> **Brief**
For the entries below, how many lines include the word "Theft"? Give the figure and nothing more.
-- Begin --
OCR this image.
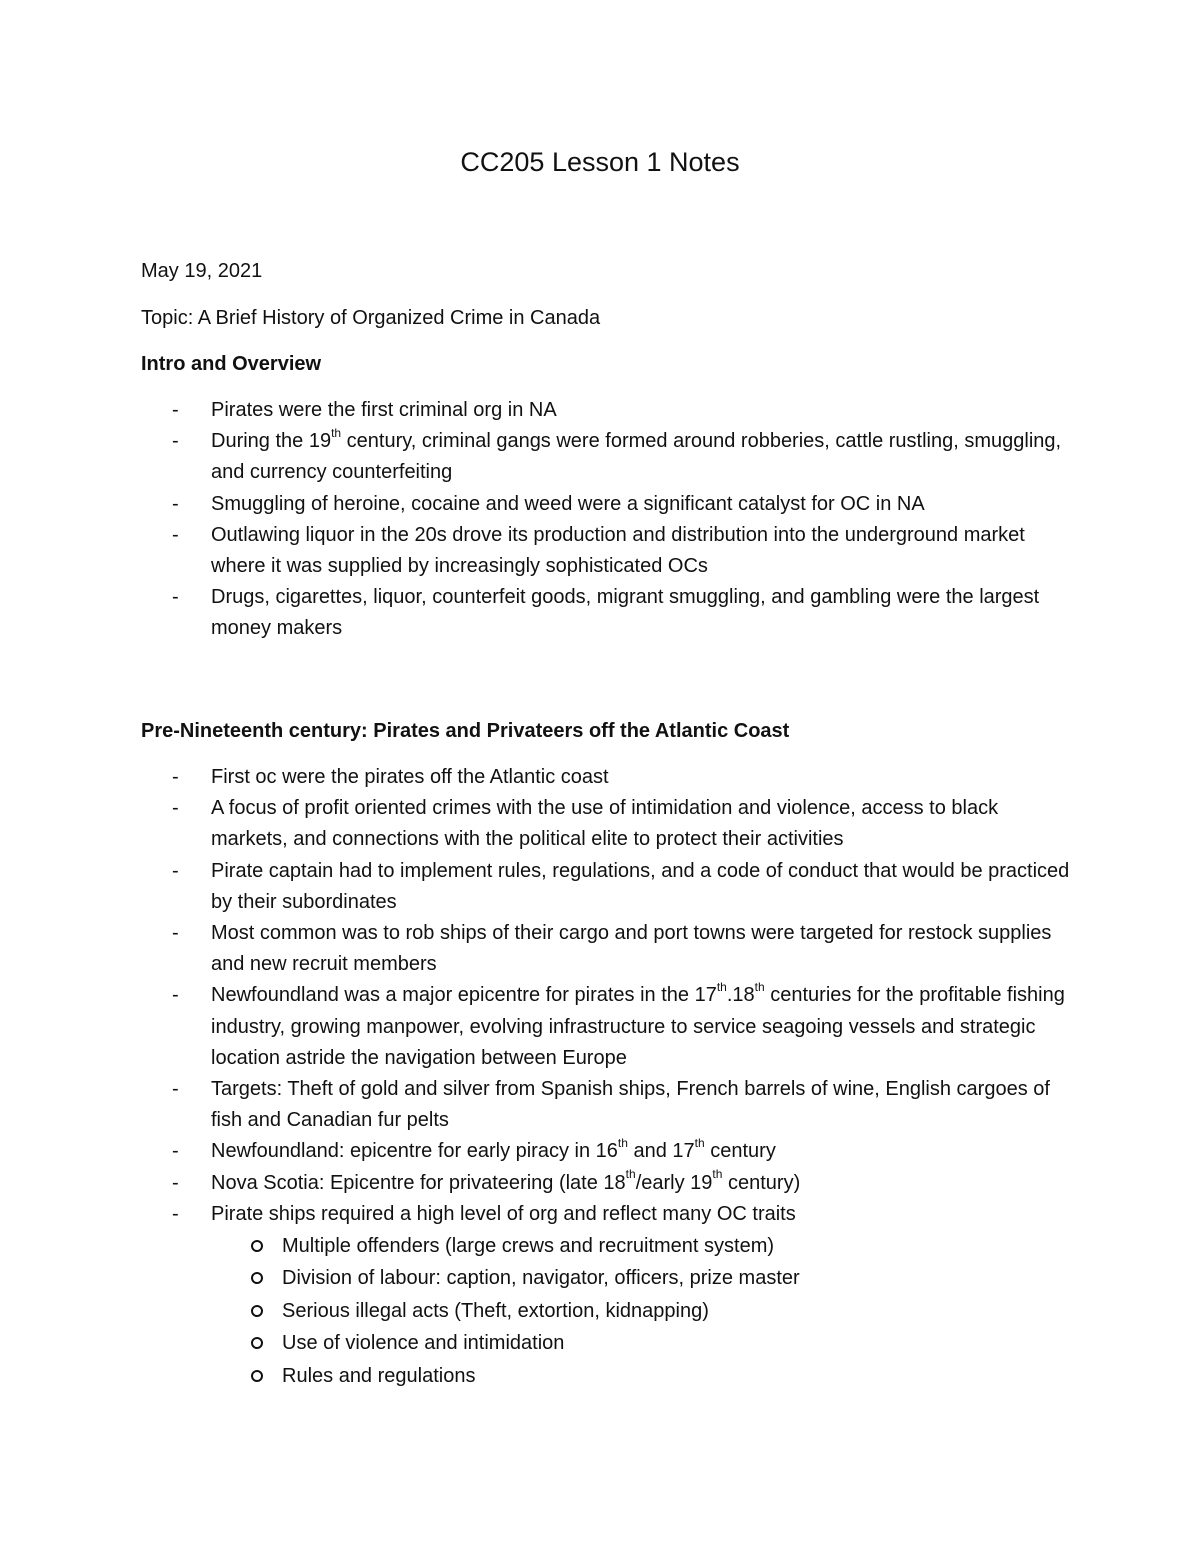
CC205 Lesson 1 Notes

May 19, 2021

Topic: A Brief History of Organized Crime in Canada

Intro and Overview

- Pirates were the first criminal org in NA
- During the 19th century, criminal gangs were formed around robberies, cattle rustling, smuggling, and currency counterfeiting
- Smuggling of heroine, cocaine and weed were a significant catalyst for OC in NA
- Outlawing liquor in the 20s drove its production and distribution into the underground market where it was supplied by increasingly sophisticated OCs
- Drugs, cigarettes, liquor, counterfeit goods, migrant smuggling, and gambling were the largest money makers

Pre-Nineteenth century: Pirates and Privateers off the Atlantic Coast

- First oc were the pirates off the Atlantic coast
- A focus of profit oriented crimes with the use of intimidation and violence, access to black markets, and connections with the political elite to protect their activities
- Pirate captain had to implement rules, regulations, and a code of conduct that would be practiced by their subordinates
- Most common was to rob ships of their cargo and port towns were targeted for restock supplies and new recruit members
- Newfoundland was a major epicentre for pirates in the 17th.18th centuries for the profitable fishing industry, growing manpower, evolving infrastructure to service seagoing vessels and strategic location astride the navigation between Europe
- Targets: Theft of gold and silver from Spanish ships, French barrels of wine, English cargoes of fish and Canadian fur pelts
- Newfoundland: epicentre for early piracy in 16th and 17th century
- Nova Scotia: Epicentre for privateering (late 18th/early 19th century)
- Pirate ships required a high level of org and reflect many OC traits
Multiple offenders (large crews and recruitment system)
Division of labour: caption, navigator, officers, prize master
Serious illegal acts (Theft, extortion, kidnapping)
Use of violence and intimidation
Rules and regulations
-- End --
> **Final answer**
2